- **Do this**: Extract each line of the material that follows exactly and omit its pictures.

-=-=-

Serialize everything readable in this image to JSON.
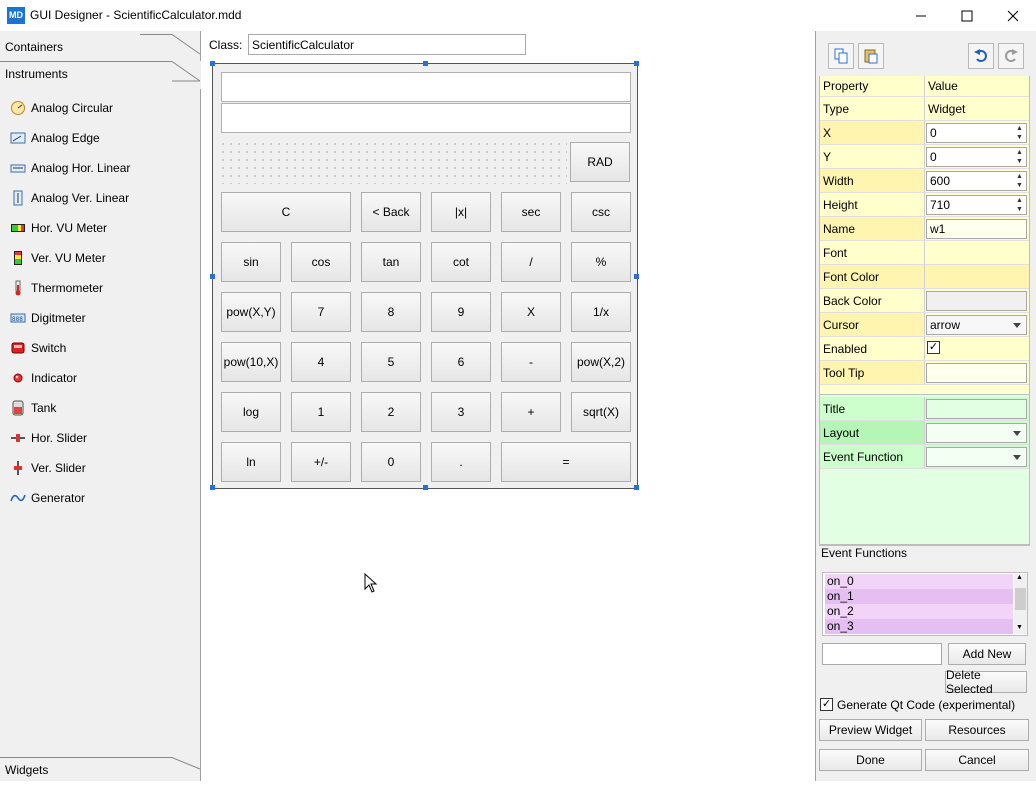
{
  "window": {
    "app_icon": "MD",
    "title": "GUI Designer - ScientificCalculator.mdd",
    "minimize_icon": "minimize-icon",
    "maximize_icon": "maximize-icon",
    "close_icon": "close-icon"
  },
  "left_panel": {
    "tabs": [
      "Containers",
      "Instruments",
      "Widgets"
    ],
    "instruments": [
      {
        "label": "Analog Circular",
        "icon": "analog-circular-icon"
      },
      {
        "label": "Analog Edge",
        "icon": "analog-edge-icon"
      },
      {
        "label": "Analog Hor. Linear",
        "icon": "analog-hor-linear-icon"
      },
      {
        "label": "Analog Ver. Linear",
        "icon": "analog-ver-linear-icon"
      },
      {
        "label": "Hor. VU Meter",
        "icon": "hor-vu-meter-icon"
      },
      {
        "label": "Ver. VU Meter",
        "icon": "ver-vu-meter-icon"
      },
      {
        "label": "Thermometer",
        "icon": "thermometer-icon"
      },
      {
        "label": "Digitmeter",
        "icon": "digitmeter-icon"
      },
      {
        "label": "Switch",
        "icon": "switch-icon"
      },
      {
        "label": "Indicator",
        "icon": "indicator-icon"
      },
      {
        "label": "Tank",
        "icon": "tank-icon"
      },
      {
        "label": "Hor. Slider",
        "icon": "hor-slider-icon"
      },
      {
        "label": "Ver. Slider",
        "icon": "ver-slider-icon"
      },
      {
        "label": "Generator",
        "icon": "generator-icon"
      }
    ]
  },
  "canvas": {
    "class_label": "Class:",
    "class_value": "ScientificCalculator",
    "buttons": {
      "rad": "RAD",
      "row1": [
        "C",
        "< Back",
        "|x|",
        "sec",
        "csc"
      ],
      "row2": [
        "sin",
        "cos",
        "tan",
        "cot",
        "/",
        "%"
      ],
      "row3": [
        "pow(X,Y)",
        "7",
        "8",
        "9",
        "X",
        "1/x"
      ],
      "row4": [
        "pow(10,X)",
        "4",
        "5",
        "6",
        "-",
        "pow(X,2)"
      ],
      "row5": [
        "log",
        "1",
        "2",
        "3",
        "+",
        "sqrt(X)"
      ],
      "row6": [
        "ln",
        "+/-",
        "0",
        ".",
        "="
      ]
    }
  },
  "right_panel": {
    "toolbar_icons": [
      "copy-icon",
      "paste-icon",
      "undo-icon",
      "redo-icon"
    ],
    "header": {
      "property": "Property",
      "value": "Value"
    },
    "properties": {
      "type": {
        "name": "Type",
        "value": "Widget"
      },
      "x": {
        "name": "X",
        "value": "0"
      },
      "y": {
        "name": "Y",
        "value": "0"
      },
      "width": {
        "name": "Width",
        "value": "600"
      },
      "height": {
        "name": "Height",
        "value": "710"
      },
      "name": {
        "name": "Name",
        "value": "w1"
      },
      "font": {
        "name": "Font",
        "value": ""
      },
      "font_color": {
        "name": "Font Color",
        "value": ""
      },
      "back_color": {
        "name": "Back Color",
        "value": ""
      },
      "cursor": {
        "name": "Cursor",
        "value": "arrow"
      },
      "enabled": {
        "name": "Enabled",
        "value": "✓"
      },
      "tool_tip": {
        "name": "Tool Tip",
        "value": ""
      }
    },
    "extra": {
      "title": {
        "name": "Title",
        "value": ""
      },
      "layout": {
        "name": "Layout",
        "value": ""
      },
      "event_function": {
        "name": "Event Function",
        "value": ""
      }
    },
    "event_functions_label": "Event Functions",
    "event_functions": [
      "on_0",
      "on_1",
      "on_2",
      "on_3"
    ],
    "add_new": "Add New",
    "delete_selected": "Delete Selected",
    "generate_qt_checked": "✓",
    "generate_qt_label": "Generate Qt Code (experimental)",
    "preview_widget": "Preview Widget",
    "resources": "Resources",
    "done": "Done",
    "cancel": "Cancel"
  },
  "colors": {
    "prop_yellow": "#ffffcc",
    "prop_yellow_dark": "#fff5b0",
    "extra_green": "#ccffcc",
    "extra_green_light": "#e3ffe3",
    "event_purple": "#f1d4f8",
    "event_purple_dark": "#e6bff2"
  }
}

-=-=-

- **Full solution**:
Serialize everything readable in this image to JSON.
{
  "window": {
    "app_icon": "MD",
    "title": "GUI Designer - ScientificCalculator.mdd",
    "minimize_icon": "minimize-icon",
    "maximize_icon": "maximize-icon",
    "close_icon": "close-icon"
  },
  "left_panel": {
    "tabs": [
      "Containers",
      "Instruments",
      "Widgets"
    ],
    "instruments": [
      {
        "label": "Analog Circular",
        "icon": "analog-circular-icon"
      },
      {
        "label": "Analog Edge",
        "icon": "analog-edge-icon"
      },
      {
        "label": "Analog Hor. Linear",
        "icon": "analog-hor-linear-icon"
      },
      {
        "label": "Analog Ver. Linear",
        "icon": "analog-ver-linear-icon"
      },
      {
        "label": "Hor. VU Meter",
        "icon": "hor-vu-meter-icon"
      },
      {
        "label": "Ver. VU Meter",
        "icon": "ver-vu-meter-icon"
      },
      {
        "label": "Thermometer",
        "icon": "thermometer-icon"
      },
      {
        "label": "Digitmeter",
        "icon": "digitmeter-icon"
      },
      {
        "label": "Switch",
        "icon": "switch-icon"
      },
      {
        "label": "Indicator",
        "icon": "indicator-icon"
      },
      {
        "label": "Tank",
        "icon": "tank-icon"
      },
      {
        "label": "Hor. Slider",
        "icon": "hor-slider-icon"
      },
      {
        "label": "Ver. Slider",
        "icon": "ver-slider-icon"
      },
      {
        "label": "Generator",
        "icon": "generator-icon"
      }
    ]
  },
  "canvas": {
    "class_label": "Class:",
    "class_value": "ScientificCalculator",
    "buttons": {
      "rad": "RAD",
      "row1": [
        "C",
        "< Back",
        "|x|",
        "sec",
        "csc"
      ],
      "row2": [
        "sin",
        "cos",
        "tan",
        "cot",
        "/",
        "%"
      ],
      "row3": [
        "pow(X,Y)",
        "7",
        "8",
        "9",
        "X",
        "1/x"
      ],
      "row4": [
        "pow(10,X)",
        "4",
        "5",
        "6",
        "-",
        "pow(X,2)"
      ],
      "row5": [
        "log",
        "1",
        "2",
        "3",
        "+",
        "sqrt(X)"
      ],
      "row6": [
        "ln",
        "+/-",
        "0",
        ".",
        "="
      ]
    }
  },
  "right_panel": {
    "toolbar_icons": [
      "copy-icon",
      "paste-icon",
      "undo-icon",
      "redo-icon"
    ],
    "header": {
      "property": "Property",
      "value": "Value"
    },
    "properties": {
      "type": {
        "name": "Type",
        "value": "Widget"
      },
      "x": {
        "name": "X",
        "value": "0"
      },
      "y": {
        "name": "Y",
        "value": "0"
      },
      "width": {
        "name": "Width",
        "value": "600"
      },
      "height": {
        "name": "Height",
        "value": "710"
      },
      "name": {
        "name": "Name",
        "value": "w1"
      },
      "font": {
        "name": "Font",
        "value": ""
      },
      "font_color": {
        "name": "Font Color",
        "value": ""
      },
      "back_color": {
        "name": "Back Color",
        "value": ""
      },
      "cursor": {
        "name": "Cursor",
        "value": "arrow"
      },
      "enabled": {
        "name": "Enabled",
        "value": "✓"
      },
      "tool_tip": {
        "name": "Tool Tip",
        "value": ""
      }
    },
    "extra": {
      "title": {
        "name": "Title",
        "value": ""
      },
      "layout": {
        "name": "Layout",
        "value": ""
      },
      "event_function": {
        "name": "Event Function",
        "value": ""
      }
    },
    "event_functions_label": "Event Functions",
    "event_functions": [
      "on_0",
      "on_1",
      "on_2",
      "on_3"
    ],
    "add_new": "Add New",
    "delete_selected": "Delete Selected",
    "generate_qt_checked": "✓",
    "generate_qt_label": "Generate Qt Code (experimental)",
    "preview_widget": "Preview Widget",
    "resources": "Resources",
    "done": "Done",
    "cancel": "Cancel"
  },
  "colors": {
    "prop_yellow": "#ffffcc",
    "prop_yellow_dark": "#fff5b0",
    "extra_green": "#ccffcc",
    "extra_green_light": "#e3ffe3",
    "event_purple": "#f1d4f8",
    "event_purple_dark": "#e6bff2"
  }
}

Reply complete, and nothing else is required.